Excerpt to read →
## Start
Switchover: Switchover is the process of reversing the roles of the production site and the standby site. Switchovers are planned operations done for periodic validation or to perform planned maintenance on the current production site. During a switchover, the current standby site becomes the new production site, and the current production site becomes the new standby site.
Failover: Failover is the process of making the current standby site the new production site after the production site becomes unexpectedly unavailable (for example, due to a disaster at the production site).
Latency: Latency is the time that it takes for packets to travel from one cluster to another, and can be a factor of many things, including the length of the path between the sites and any layers in between. Typically latency is determined by using utilities such as traceroute
or ping
to send test packets from one site to another. The latency or round-trip time (RTT) has a direct effect on the response time that any one user experiences when accessing the system. The effects of high latency can be seen even with only one user on the system.
Metropolitan area network (MAN): A MAN is a telecommunications or computer network that spans an entire city or campus. The MAN standard for data communication specified in the IEEE 802.6 standard is called distributed-queue dual-bus (DQDB). With DQDB, networks can extend up to 20 miles (30 km) long and operate at speeds of 34–155 Mbit/s. A stretch cluster topology is appropriate in a MAN.
Wide Area Network (WAN): A WAN is a telecommunications or computer network that extends over large geographical distances and between different LANs, MANs and other localized computer networking architectures. Wide area networks are often established with leased telecommunication circuits. Distance and latency of a WAN need to taken into consideration when determining the type of topology you can configure.
Continuous Availability provides maximum availability, reliability, and application stability during planned upgrades or unexpected failures. It builds on the existing high availability features in Oracle WebLogic Server, Oracle Coherence, and Oracle Fusion Middleware, and supports the key features described in the following sections.
Automated cross-site XA transaction recovery provides automatic recovery of XA transactions across an entire domain, or across an entire site with servers running in a different domain or at a different site. Cross-site transaction recovery uses the leasing framework to automate cross-site recovery. The leasing design follows the existing model for database leasing of transaction recovery service (TRS) migration within a cluster.
In active/active architectures, transactions can be recovered when an entire domain or site fails by having an active server running in a different domain either collocated at the same site or at a different site. In active/passive architectures, the server at the passive (standby) site at a different location can be started when the production site is no longer available.
## End
Data →
## Start
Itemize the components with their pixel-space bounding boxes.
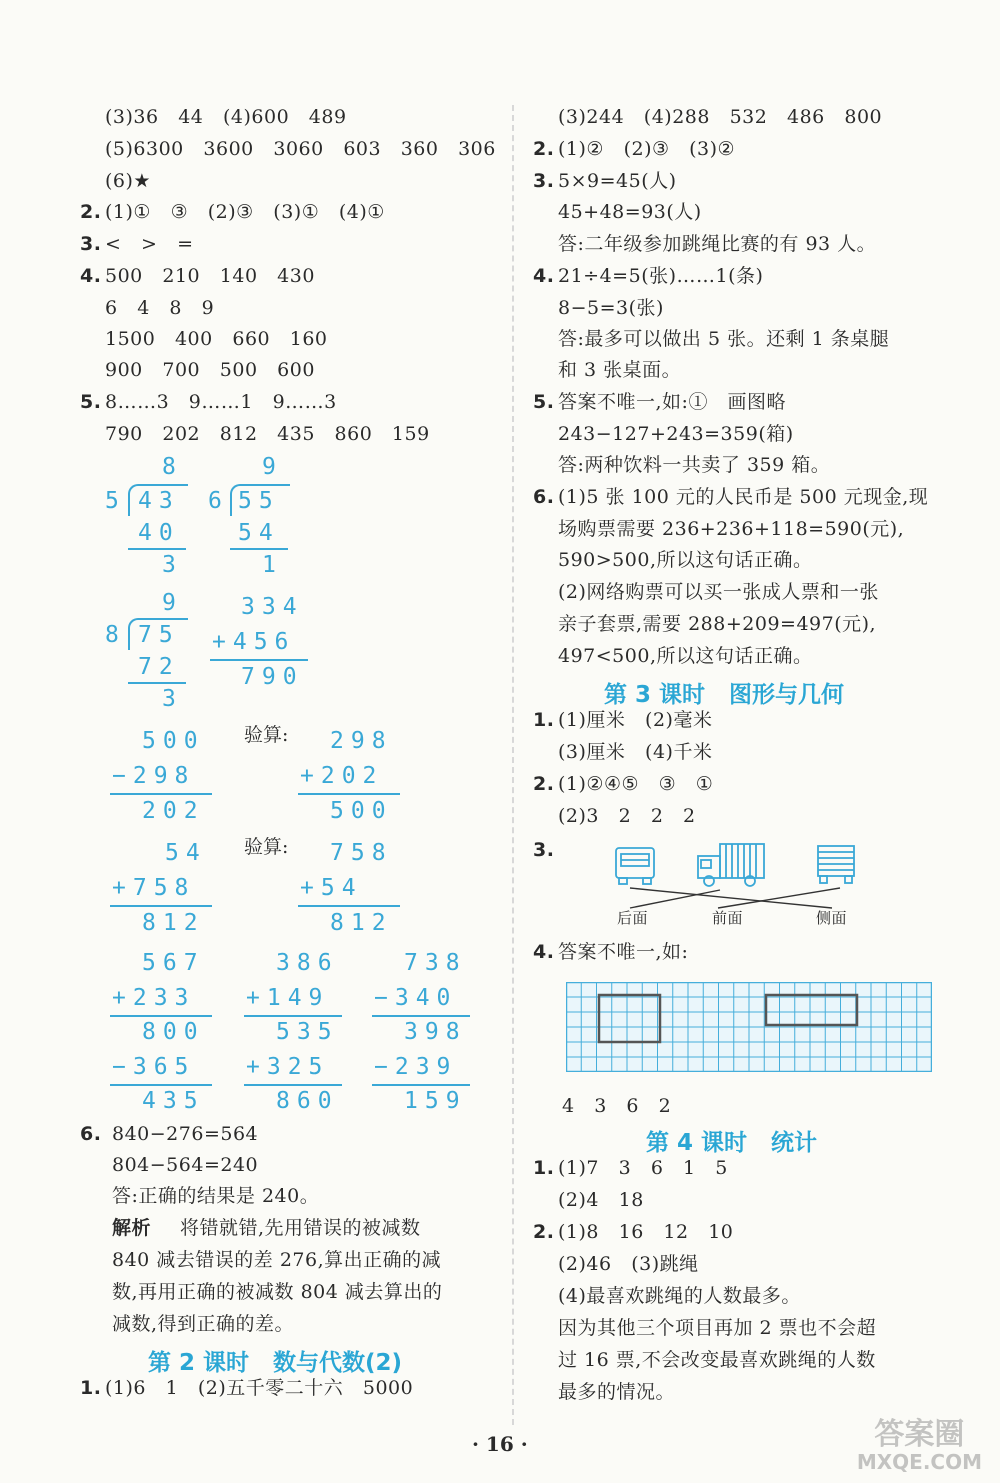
## End
Work to do → Proceed with the text on Oracle WebLogic availability terms from the point where it stops. The data is unrelated material and stands on its own.

Final answer →
For more information, see "Transaction Recovery Spanning Multiple Sites or Data Centers" in Developing JTA Applications for Oracle WebLogic Server. For design considerations when using cross-site XA transaction recovery in continuous availability architectures, see Cross-Site XA Transaction Recovery.
Automated cross-site XA transaction recovery also takes advantage of the WebLogic Server high availability features described in WebLogic Server High Availability Features.
WebLogic Server Zero Downtime Patching (ZDT Patching) provides an automated mechanism to orchestrate the rollout of patches while avoiding downtime or loss of sessions. It reduces risks and downtime of mission-critical applications that require availability and predictability while applying patches.
Using workflows that you define, you can patch or update any number of nodes in a domain with little or no manual intervention. Changes are rolled out to one node at a time, allowing a load balancer such as Oracle Traffic Director to redirect incoming traffic to the remaining nodes until the node has been updated.
You can use ZDT Patching to update Coherence applications while maintaining high availability of the Coherence data during the rollout process.
For more information, see Administering Zero Downtime Patching Workflows.
In WebLogic Server Multitenant environments, you can migrate partition resource groups that are running from one cluster/server to another within a domain without impacting the application users. A key benefit of migrating the resource groups is that it eliminates application downtime for planned events.
Resource groups are a collection of (typically) related deployable resources, such as Java EE applications and the data sources, Java Message Service (JMS) artifacts, and other resources that the applications use. When you migrate a resource group, you change the virtual target used by the resource group from one physical target (cluster/server) to another. After migration, the virtual target points to the new physical target (cluster/server).
For more information about resource groups and migration, see the following topics in Using WebLogic Server Multitenant:
The Oracle Coherence federated caching feature replicates cache data asynchronously across multiple geographically distributed clusters. Cached data is replicated across clusters to provide redundancy, off-site backup, and multiple points of access for application users in different geographical locations.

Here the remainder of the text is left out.